Excerpt from a dataset:
------------------------------

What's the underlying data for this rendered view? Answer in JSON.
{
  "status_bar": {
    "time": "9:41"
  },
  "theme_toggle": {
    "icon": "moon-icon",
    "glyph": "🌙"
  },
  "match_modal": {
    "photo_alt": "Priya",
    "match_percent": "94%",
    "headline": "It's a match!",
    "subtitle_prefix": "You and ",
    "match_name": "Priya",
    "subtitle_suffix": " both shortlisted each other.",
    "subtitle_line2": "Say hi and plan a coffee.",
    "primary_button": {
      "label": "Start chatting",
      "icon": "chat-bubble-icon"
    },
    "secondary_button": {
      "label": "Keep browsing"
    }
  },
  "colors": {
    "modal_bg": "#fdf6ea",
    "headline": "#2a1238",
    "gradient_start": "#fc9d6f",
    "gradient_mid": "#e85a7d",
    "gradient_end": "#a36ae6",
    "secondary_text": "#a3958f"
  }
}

------------------------------

> **JOB**
The records above should be repeated in full, exactly as given.

> **THE REPLY**
What's the underlying data for this rendered view? Answer in JSON.
{
  "status_bar": {
    "time": "9:41"
  },
  "theme_toggle": {
    "icon": "moon-icon",
    "glyph": "🌙"
  },
  "match_modal": {
    "photo_alt": "Priya",
    "match_percent": "94%",
    "headline": "It's a match!",
    "subtitle_prefix": "You and ",
    "match_name": "Priya",
    "subtitle_suffix": " both shortlisted each other.",
    "subtitle_line2": "Say hi and plan a coffee.",
    "primary_button": {
      "label": "Start chatting",
      "icon": "chat-bubble-icon"
    },
    "secondary_button": {
      "label": "Keep browsing"
    }
  },
  "colors": {
    "modal_bg": "#fdf6ea",
    "headline": "#2a1238",
    "gradient_start": "#fc9d6f",
    "gradient_mid": "#e85a7d",
    "gradient_end": "#a36ae6",
    "secondary_text": "#a3958f"
  }
}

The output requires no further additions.